_Provided information_
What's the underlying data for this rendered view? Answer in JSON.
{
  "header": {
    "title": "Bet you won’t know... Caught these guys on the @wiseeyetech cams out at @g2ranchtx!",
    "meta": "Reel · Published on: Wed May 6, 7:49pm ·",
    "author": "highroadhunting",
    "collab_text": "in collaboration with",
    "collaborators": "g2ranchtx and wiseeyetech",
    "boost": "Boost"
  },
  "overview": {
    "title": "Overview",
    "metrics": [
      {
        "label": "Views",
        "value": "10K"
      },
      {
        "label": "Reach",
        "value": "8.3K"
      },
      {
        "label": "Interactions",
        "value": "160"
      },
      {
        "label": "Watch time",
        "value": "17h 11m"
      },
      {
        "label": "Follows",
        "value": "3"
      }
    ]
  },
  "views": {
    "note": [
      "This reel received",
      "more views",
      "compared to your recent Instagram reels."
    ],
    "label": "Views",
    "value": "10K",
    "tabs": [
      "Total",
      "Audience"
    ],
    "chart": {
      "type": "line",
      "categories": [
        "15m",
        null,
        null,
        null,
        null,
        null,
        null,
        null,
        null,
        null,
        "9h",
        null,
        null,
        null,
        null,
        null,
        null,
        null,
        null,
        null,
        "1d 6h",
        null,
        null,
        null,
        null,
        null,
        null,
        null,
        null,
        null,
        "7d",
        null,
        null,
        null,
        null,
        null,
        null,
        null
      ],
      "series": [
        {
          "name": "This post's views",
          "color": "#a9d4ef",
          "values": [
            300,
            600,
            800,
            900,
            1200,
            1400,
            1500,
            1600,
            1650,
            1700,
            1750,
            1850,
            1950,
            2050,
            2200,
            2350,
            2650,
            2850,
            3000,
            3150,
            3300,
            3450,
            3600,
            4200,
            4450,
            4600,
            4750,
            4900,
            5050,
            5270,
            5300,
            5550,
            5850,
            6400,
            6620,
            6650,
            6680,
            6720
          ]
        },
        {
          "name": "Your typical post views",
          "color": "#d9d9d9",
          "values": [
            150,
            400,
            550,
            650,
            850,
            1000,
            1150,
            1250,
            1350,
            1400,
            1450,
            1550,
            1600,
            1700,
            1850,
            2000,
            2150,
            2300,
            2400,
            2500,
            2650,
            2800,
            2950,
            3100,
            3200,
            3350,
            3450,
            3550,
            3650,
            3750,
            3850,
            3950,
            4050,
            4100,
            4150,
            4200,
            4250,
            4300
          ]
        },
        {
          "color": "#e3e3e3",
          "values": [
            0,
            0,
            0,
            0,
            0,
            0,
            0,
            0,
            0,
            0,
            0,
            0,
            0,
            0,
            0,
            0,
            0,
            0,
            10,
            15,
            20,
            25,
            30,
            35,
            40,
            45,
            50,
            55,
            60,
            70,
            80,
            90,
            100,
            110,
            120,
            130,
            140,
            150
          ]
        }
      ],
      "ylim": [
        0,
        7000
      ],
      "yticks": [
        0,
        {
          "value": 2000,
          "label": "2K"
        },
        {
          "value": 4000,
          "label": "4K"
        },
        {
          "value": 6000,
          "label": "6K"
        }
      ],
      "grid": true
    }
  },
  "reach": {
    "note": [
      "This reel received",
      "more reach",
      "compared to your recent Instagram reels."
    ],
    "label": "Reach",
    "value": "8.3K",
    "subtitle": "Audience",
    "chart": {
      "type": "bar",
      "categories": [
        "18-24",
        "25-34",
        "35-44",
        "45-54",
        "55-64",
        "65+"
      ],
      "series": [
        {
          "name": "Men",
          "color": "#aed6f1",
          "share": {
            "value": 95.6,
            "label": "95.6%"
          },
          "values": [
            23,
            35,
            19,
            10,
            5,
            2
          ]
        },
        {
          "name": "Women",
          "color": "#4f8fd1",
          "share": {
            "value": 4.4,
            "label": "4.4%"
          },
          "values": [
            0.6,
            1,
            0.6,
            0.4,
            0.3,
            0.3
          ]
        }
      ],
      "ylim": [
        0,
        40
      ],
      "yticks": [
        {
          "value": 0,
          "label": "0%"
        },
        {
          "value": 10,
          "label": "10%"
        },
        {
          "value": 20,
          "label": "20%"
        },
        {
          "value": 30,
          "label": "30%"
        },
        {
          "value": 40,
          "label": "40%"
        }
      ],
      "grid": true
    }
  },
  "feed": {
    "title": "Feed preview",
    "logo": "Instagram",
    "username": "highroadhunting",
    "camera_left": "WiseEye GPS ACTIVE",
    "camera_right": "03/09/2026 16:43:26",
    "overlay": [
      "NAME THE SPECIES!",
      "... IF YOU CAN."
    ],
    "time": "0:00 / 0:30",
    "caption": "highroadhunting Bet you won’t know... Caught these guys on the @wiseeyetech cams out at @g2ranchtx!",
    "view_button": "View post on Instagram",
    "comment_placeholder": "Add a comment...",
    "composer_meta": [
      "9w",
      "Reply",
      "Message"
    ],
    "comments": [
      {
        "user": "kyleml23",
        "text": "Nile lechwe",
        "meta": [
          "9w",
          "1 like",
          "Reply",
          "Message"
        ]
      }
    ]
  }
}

_Task to complete_
All of the records must be repeated exactly.

_Task response_
What's the underlying data for this rendered view? Answer in JSON.
{
  "header": {
    "title": "Bet you won’t know... Caught these guys on the @wiseeyetech cams out at @g2ranchtx!",
    "meta": "Reel · Published on: Wed May 6, 7:49pm ·",
    "author": "highroadhunting",
    "collab_text": "in collaboration with",
    "collaborators": "g2ranchtx and wiseeyetech",
    "boost": "Boost"
  },
  "overview": {
    "title": "Overview",
    "metrics": [
      {
        "label": "Views",
        "value": "10K"
      },
      {
        "label": "Reach",
        "value": "8.3K"
      },
      {
        "label": "Interactions",
        "value": "160"
      },
      {
        "label": "Watch time",
        "value": "17h 11m"
      },
      {
        "label": "Follows",
        "value": "3"
      }
    ]
  },
  "views": {
    "note": [
      "This reel received",
      "more views",
      "compared to your recent Instagram reels."
    ],
    "label": "Views",
    "value": "10K",
    "tabs": [
      "Total",
      "Audience"
    ],
    "chart": {
      "type": "line",
      "categories": [
        "15m",
        null,
        null,
        null,
        null,
        null,
        null,
        null,
        null,
        null,
        "9h",
        null,
        null,
        null,
        null,
        null,
        null,
        null,
        null,
        null,
        "1d 6h",
        null,
        null,
        null,
        null,
        null,
        null,
        null,
        null,
        null,
        "7d",
        null,
        null,
        null,
        null,
        null,
        null,
        null
      ],
      "series": [
        {
          "name": "This post's views",
          "color": "#a9d4ef",
          "values": [
            300,
            600,
            800,
            900,
            1200,
            1400,
            1500,
            1600,
            1650,
            1700,
            1750,
            1850,
            1950,
            2050,
            2200,
            2350,
            2650,
            2850,
            3000,
            3150,
            3300,
            3450,
            3600,
            4200,
            4450,
            4600,
            4750,
            4900,
            5050,
            5270,
            5300,
            5550,
            5850,
            6400,
            6620,
            6650,
            6680,
            6720
          ]
        },
        {
          "name": "Your typical post views",
          "color": "#d9d9d9",
          "values": [
            150,
            400,
            550,
            650,
            850,
            1000,
            1150,
            1250,
            1350,
            1400,
            1450,
            1550,
            1600,
            1700,
            1850,
            2000,
            2150,
            2300,
            2400,
            2500,
            2650,
            2800,
            2950,
            3100,
            3200,
            3350,
            3450,
            3550,
            3650,
            3750,
            3850,
            3950,
            4050,
            4100,
            4150,
            4200,
            4250,
            4300
          ]
        },
        {
          "color": "#e3e3e3",
          "values": [
            0,
            0,
            0,
            0,
            0,
            0,
            0,
            0,
            0,
            0,
            0,
            0,
            0,
            0,
            0,
            0,
            0,
            0,
            10,
            15,
            20,
            25,
            30,
            35,
            40,
            45,
            50,
            55,
            60,
            70,
            80,
            90,
            100,
            110,
            120,
            130,
            140,
            150
          ]
        }
      ],
      "ylim": [
        0,
        7000
      ],
      "yticks": [
        0,
        {
          "value": 2000,
          "label": "2K"
        },
        {
          "value": 4000,
          "label": "4K"
        },
        {
          "value": 6000,
          "label": "6K"
        }
      ],
      "grid": true
    }
  },
  "reach": {
    "note": [
      "This reel received",
      "more reach",
      "compared to your recent Instagram reels."
    ],
    "label": "Reach",
    "value": "8.3K",
    "subtitle": "Audience",
    "chart": {
      "type": "bar",
      "categories": [
        "18-24",
        "25-34",
        "35-44",
        "45-54",
        "55-64",
        "65+"
      ],
      "series": [
        {
          "name": "Men",
          "color": "#aed6f1",
          "share": {
            "value": 95.6,
            "label": "95.6%"
          },
          "values": [
            23,
            35,
            19,
            10,
            5,
            2
          ]
        },
        {
          "name": "Women",
          "color": "#4f8fd1",
          "share": {
            "value": 4.4,
            "label": "4.4%"
          },
          "values": [
            0.6,
            1,
            0.6,
            0.4,
            0.3,
            0.3
          ]
        }
      ],
      "ylim": [
        0,
        40
      ],
      "yticks": [
        {
          "value": 0,
          "label": "0%"
        },
        {
          "value": 10,
          "label": "10%"
        },
        {
          "value": 20,
          "label": "20%"
        },
        {
          "value": 30,
          "label": "30%"
        },
        {
          "value": 40,
          "label": "40%"
        }
      ],
      "grid": true
    }
  },
  "feed": {
    "title": "Feed preview",
    "logo": "Instagram",
    "username": "highroadhunting",
    "camera_left": "WiseEye GPS ACTIVE",
    "camera_right": "03/09/2026 16:43:26",
    "overlay": [
      "NAME THE SPECIES!",
      "... IF YOU CAN."
    ],
    "time": "0:00 / 0:30",
    "caption": "highroadhunting Bet you won’t know... Caught these guys on the @wiseeyetech cams out at @g2ranchtx!",
    "view_button": "View post on Instagram",
    "comment_placeholder": "Add a comment...",
    "composer_meta": [
      "9w",
      "Reply",
      "Message"
    ],
    "comments": [
      {
        "user": "kyleml23",
        "text": "Nile lechwe",
        "meta": [
          "9w",
          "1 like",
          "Reply",
          "Message"
        ]
      }
    ]
  }
}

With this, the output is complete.